## Stated goal
Print the listing that follows, character for character.
--- BEGIN Available data ---
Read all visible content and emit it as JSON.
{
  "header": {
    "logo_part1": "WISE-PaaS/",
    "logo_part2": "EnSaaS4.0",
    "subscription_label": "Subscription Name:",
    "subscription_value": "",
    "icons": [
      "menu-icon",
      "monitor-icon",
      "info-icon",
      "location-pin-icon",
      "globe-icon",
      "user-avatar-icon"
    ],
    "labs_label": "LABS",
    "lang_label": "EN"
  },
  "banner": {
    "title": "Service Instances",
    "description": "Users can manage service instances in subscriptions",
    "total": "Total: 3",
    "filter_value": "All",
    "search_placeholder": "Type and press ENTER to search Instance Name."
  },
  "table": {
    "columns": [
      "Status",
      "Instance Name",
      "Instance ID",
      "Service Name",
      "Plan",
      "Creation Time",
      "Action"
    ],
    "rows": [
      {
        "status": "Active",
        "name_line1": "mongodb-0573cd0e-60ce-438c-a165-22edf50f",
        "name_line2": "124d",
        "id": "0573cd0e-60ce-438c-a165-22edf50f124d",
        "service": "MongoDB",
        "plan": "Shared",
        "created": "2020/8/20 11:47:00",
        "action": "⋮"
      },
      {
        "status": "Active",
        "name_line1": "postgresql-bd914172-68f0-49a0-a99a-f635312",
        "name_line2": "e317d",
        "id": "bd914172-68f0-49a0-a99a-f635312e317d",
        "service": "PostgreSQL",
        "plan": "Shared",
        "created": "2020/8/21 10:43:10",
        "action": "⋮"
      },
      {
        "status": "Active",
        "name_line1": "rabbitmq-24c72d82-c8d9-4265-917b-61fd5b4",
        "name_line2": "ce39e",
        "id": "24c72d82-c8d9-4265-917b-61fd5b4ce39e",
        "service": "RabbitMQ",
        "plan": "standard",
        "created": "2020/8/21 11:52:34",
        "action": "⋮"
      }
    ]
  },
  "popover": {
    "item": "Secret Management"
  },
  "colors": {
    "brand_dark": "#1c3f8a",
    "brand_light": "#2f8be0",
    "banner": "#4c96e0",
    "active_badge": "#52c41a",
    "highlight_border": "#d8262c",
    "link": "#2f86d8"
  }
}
--- END Available data ---
## Response to the exercise
Read all visible content and emit it as JSON.
{
  "header": {
    "logo_part1": "WISE-PaaS/",
    "logo_part2": "EnSaaS4.0",
    "subscription_label": "Subscription Name:",
    "subscription_value": "",
    "icons": [
      "menu-icon",
      "monitor-icon",
      "info-icon",
      "location-pin-icon",
      "globe-icon",
      "user-avatar-icon"
    ],
    "labs_label": "LABS",
    "lang_label": "EN"
  },
  "banner": {
    "title": "Service Instances",
    "description": "Users can manage service instances in subscriptions",
    "total": "Total: 3",
    "filter_value": "All",
    "search_placeholder": "Type and press ENTER to search Instance Name."
  },
  "table": {
    "columns": [
      "Status",
      "Instance Name",
      "Instance ID",
      "Service Name",
      "Plan",
      "Creation Time",
      "Action"
    ],
    "rows": [
      {
        "status": "Active",
        "name_line1": "mongodb-0573cd0e-60ce-438c-a165-22edf50f",
        "name_line2": "124d",
        "id": "0573cd0e-60ce-438c-a165-22edf50f124d",
        "service": "MongoDB",
        "plan": "Shared",
        "created": "2020/8/20 11:47:00",
        "action": "⋮"
      },
      {
        "status": "Active",
        "name_line1": "postgresql-bd914172-68f0-49a0-a99a-f635312",
        "name_line2": "e317d",
        "id": "bd914172-68f0-49a0-a99a-f635312e317d",
        "service": "PostgreSQL",
        "plan": "Shared",
        "created": "2020/8/21 10:43:10",
        "action": "⋮"
      },
      {
        "status": "Active",
        "name_line1": "rabbitmq-24c72d82-c8d9-4265-917b-61fd5b4",
        "name_line2": "ce39e",
        "id": "24c72d82-c8d9-4265-917b-61fd5b4ce39e",
        "service": "RabbitMQ",
        "plan": "standard",
        "created": "2020/8/21 11:52:34",
        "action": "⋮"
      }
    ]
  },
  "popover": {
    "item": "Secret Management"
  },
  "colors": {
    "brand_dark": "#1c3f8a",
    "brand_light": "#2f8be0",
    "banner": "#4c96e0",
    "active_badge": "#52c41a",
    "highlight_border": "#d8262c",
    "link": "#2f86d8"
  }
}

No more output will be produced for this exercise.